## REQUIRED TASK
Return the lines where the word "Willi" occurs.

(Stored items)
◆ ◆ ◆ ◆ ◆

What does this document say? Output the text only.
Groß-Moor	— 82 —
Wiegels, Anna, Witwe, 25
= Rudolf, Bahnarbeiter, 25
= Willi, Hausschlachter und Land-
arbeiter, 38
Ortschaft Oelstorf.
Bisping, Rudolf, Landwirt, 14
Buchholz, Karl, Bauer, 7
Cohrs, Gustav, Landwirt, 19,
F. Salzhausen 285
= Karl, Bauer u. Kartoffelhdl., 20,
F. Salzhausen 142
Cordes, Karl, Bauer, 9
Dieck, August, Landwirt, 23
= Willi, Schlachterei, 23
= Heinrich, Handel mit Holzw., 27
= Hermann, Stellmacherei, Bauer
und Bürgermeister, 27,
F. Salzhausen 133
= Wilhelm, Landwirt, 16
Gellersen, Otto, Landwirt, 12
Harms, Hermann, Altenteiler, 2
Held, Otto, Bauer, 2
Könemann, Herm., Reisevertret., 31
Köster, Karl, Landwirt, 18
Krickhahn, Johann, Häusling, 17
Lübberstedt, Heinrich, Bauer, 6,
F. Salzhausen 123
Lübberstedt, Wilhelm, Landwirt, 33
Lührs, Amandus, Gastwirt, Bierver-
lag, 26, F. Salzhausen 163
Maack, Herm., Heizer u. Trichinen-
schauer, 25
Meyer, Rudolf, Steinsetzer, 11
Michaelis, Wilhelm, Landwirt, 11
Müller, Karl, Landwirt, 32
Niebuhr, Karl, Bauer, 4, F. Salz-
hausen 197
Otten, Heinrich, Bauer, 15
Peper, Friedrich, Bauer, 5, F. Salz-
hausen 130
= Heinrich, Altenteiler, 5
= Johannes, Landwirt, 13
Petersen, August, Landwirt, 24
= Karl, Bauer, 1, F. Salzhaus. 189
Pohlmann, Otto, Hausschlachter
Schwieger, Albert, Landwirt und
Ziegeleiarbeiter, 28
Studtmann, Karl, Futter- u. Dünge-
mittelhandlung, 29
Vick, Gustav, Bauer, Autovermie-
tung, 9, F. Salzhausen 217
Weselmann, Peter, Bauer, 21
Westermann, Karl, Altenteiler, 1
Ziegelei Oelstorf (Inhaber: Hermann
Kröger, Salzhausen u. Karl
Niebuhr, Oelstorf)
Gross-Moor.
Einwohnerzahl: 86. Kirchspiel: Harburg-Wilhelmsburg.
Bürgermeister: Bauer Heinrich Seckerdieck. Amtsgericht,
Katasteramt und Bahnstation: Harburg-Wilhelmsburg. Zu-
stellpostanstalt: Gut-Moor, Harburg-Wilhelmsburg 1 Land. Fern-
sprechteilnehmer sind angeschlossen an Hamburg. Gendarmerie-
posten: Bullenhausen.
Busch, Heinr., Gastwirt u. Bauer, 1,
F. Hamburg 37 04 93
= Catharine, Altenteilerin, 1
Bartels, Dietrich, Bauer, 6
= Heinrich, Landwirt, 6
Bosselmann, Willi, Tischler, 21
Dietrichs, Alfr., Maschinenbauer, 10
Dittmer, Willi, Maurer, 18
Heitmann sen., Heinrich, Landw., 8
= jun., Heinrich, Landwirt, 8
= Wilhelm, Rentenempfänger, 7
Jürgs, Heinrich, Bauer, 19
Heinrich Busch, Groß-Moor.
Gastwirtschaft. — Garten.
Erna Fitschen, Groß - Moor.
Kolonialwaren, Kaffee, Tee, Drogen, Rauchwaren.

◆ ◆ ◆ ◆ ◆

## THE RESPONSE
= Willi, Hausschlachter und Land-
= Willi, Schlachterei, 23
Bosselmann, Willi, Tischler, 21
Dittmer, Willi, Maurer, 18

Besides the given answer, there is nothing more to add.